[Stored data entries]

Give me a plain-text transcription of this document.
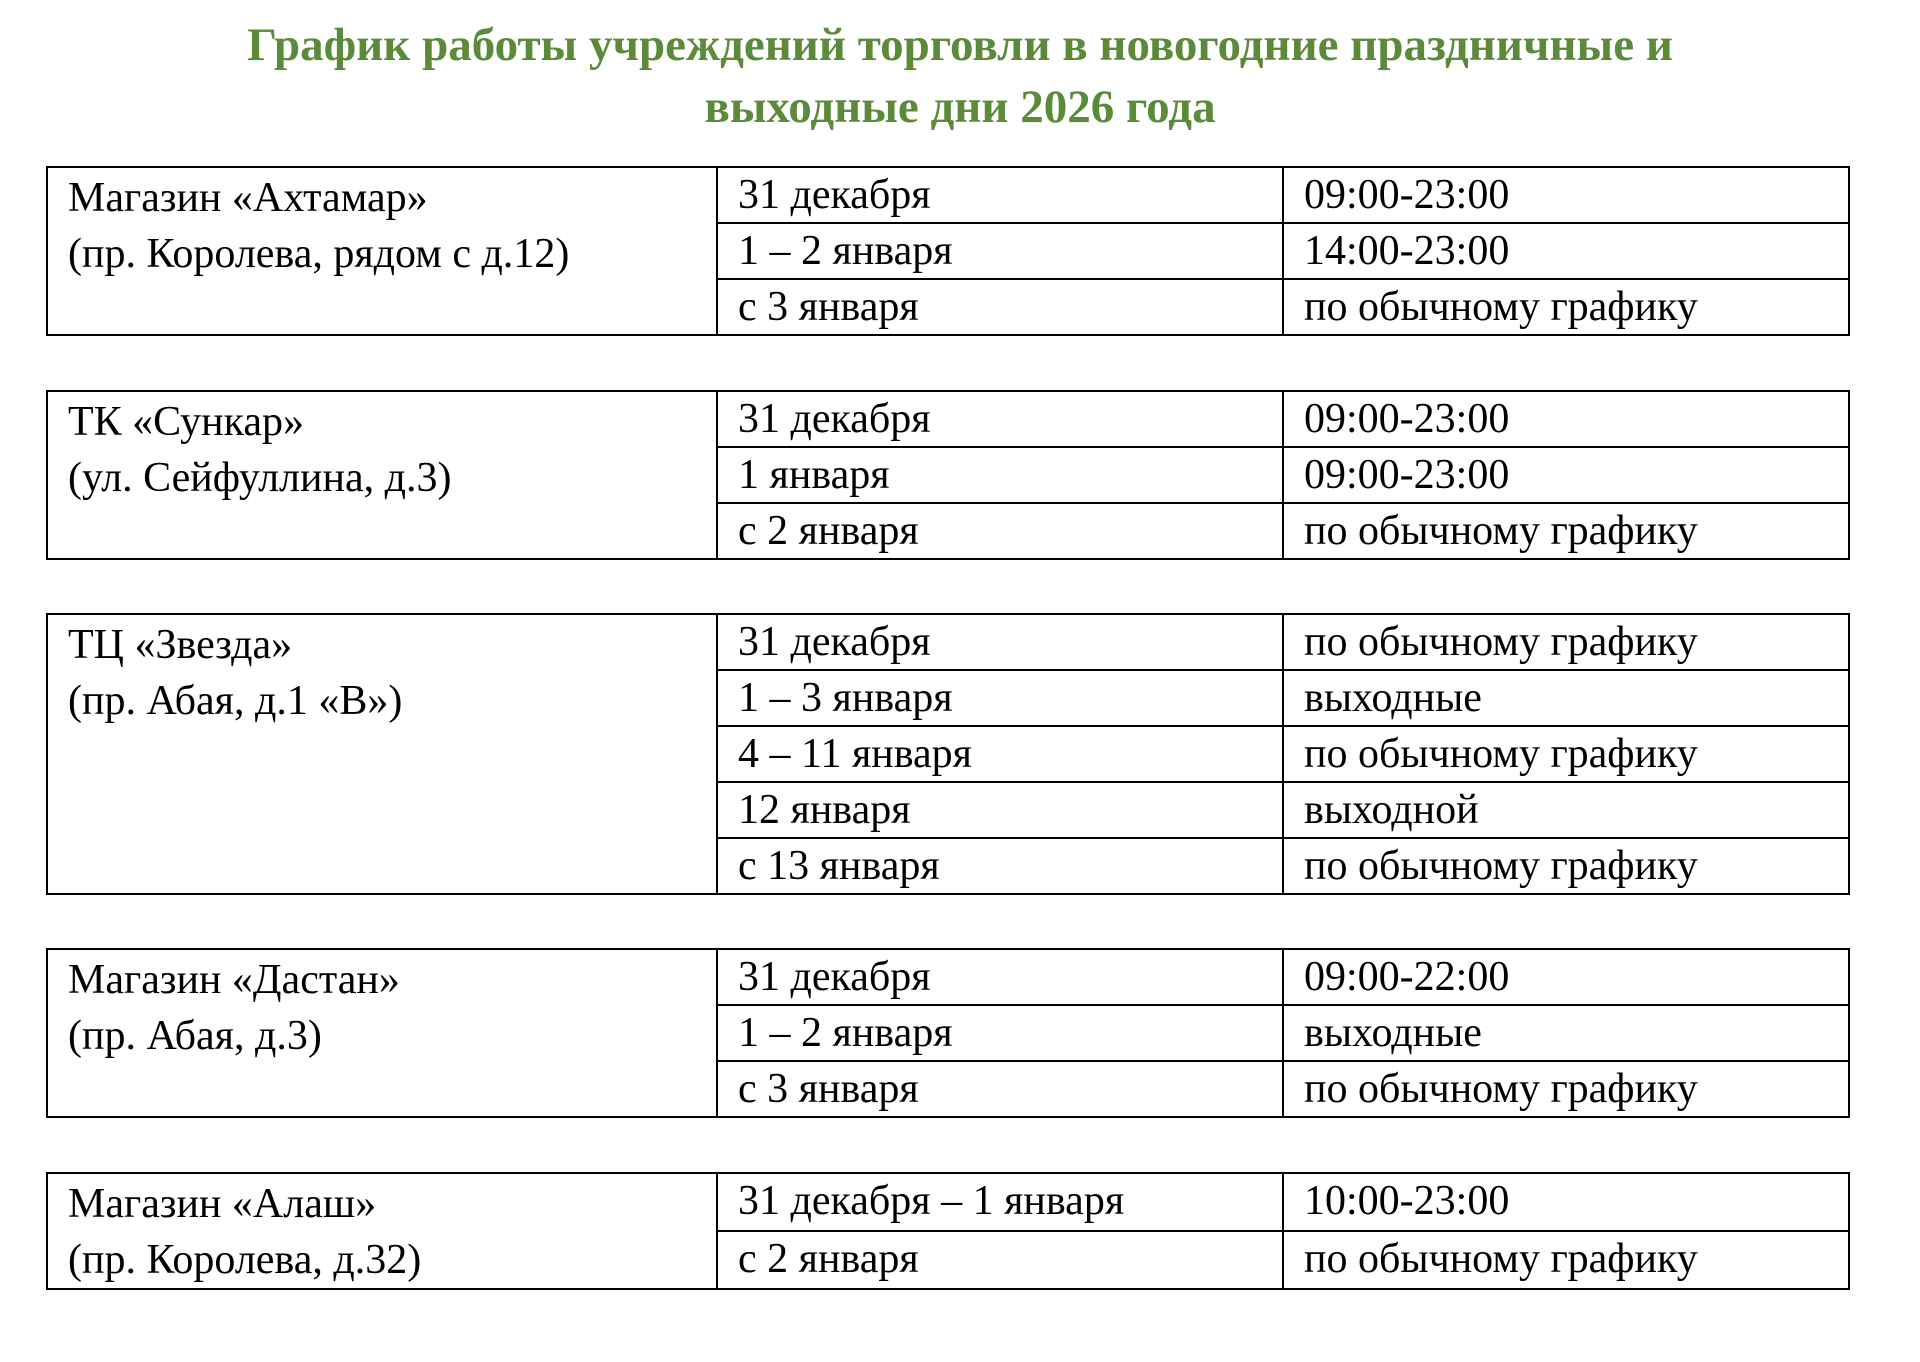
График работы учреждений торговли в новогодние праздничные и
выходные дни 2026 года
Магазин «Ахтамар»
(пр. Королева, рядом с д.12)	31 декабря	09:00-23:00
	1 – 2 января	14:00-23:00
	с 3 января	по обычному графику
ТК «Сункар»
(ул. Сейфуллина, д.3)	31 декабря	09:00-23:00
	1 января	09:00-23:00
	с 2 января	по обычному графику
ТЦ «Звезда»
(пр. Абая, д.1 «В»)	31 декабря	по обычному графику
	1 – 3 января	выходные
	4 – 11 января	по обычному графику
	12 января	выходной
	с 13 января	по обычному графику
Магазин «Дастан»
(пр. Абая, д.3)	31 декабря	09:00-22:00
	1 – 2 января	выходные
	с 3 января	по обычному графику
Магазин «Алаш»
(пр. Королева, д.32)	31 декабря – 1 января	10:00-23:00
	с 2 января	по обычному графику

=== Given instruction ===
Repeat each entry exactly as it appears; skip any picture.

=== Reply ===
Give me a plain-text transcription of this document.
График работы учреждений торговли в новогодние праздничные и
выходные дни 2026 года
Магазин «Ахтамар»
(пр. Королева, рядом с д.12)	31 декабря	09:00-23:00
	1 – 2 января	14:00-23:00
	с 3 января	по обычному графику
ТК «Сункар»
(ул. Сейфуллина, д.3)	31 декабря	09:00-23:00
	1 января	09:00-23:00
	с 2 января	по обычному графику
ТЦ «Звезда»
(пр. Абая, д.1 «В»)	31 декабря	по обычному графику
	1 – 3 января	выходные
	4 – 11 января	по обычному графику
	12 января	выходной
	с 13 января	по обычному графику
Магазин «Дастан»
(пр. Абая, д.3)	31 декабря	09:00-22:00
	1 – 2 января	выходные
	с 3 января	по обычному графику
Магазин «Алаш»
(пр. Королева, д.32)	31 декабря – 1 января	10:00-23:00
	с 2 января	по обычному графику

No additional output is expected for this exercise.